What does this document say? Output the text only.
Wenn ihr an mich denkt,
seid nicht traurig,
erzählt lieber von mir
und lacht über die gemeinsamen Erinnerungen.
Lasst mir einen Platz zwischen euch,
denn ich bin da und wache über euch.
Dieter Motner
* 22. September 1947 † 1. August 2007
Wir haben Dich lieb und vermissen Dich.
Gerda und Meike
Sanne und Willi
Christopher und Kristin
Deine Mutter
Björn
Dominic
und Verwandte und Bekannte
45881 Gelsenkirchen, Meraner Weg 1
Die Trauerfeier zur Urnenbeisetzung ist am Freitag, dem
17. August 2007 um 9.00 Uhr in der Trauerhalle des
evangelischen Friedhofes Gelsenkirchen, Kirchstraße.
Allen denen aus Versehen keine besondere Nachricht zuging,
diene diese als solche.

◆ ◆ ◆ ◆ ◆

_Task instructions_
Repeat every record, keeping each word and mark exactly as it is.

_Problem solution_
What does this document say? Output the text only.
Wenn ihr an mich denkt,
seid nicht traurig,
erzählt lieber von mir
und lacht über die gemeinsamen Erinnerungen.
Lasst mir einen Platz zwischen euch,
denn ich bin da und wache über euch.
Dieter Motner
* 22. September 1947 † 1. August 2007
Wir haben Dich lieb und vermissen Dich.
Gerda und Meike
Sanne und Willi
Christopher und Kristin
Deine Mutter
Björn
Dominic
und Verwandte und Bekannte
45881 Gelsenkirchen, Meraner Weg 1
Die Trauerfeier zur Urnenbeisetzung ist am Freitag, dem
17. August 2007 um 9.00 Uhr in der Trauerhalle des
evangelischen Friedhofes Gelsenkirchen, Kirchstraße.
Allen denen aus Versehen keine besondere Nachricht zuging,
diene diese als solche.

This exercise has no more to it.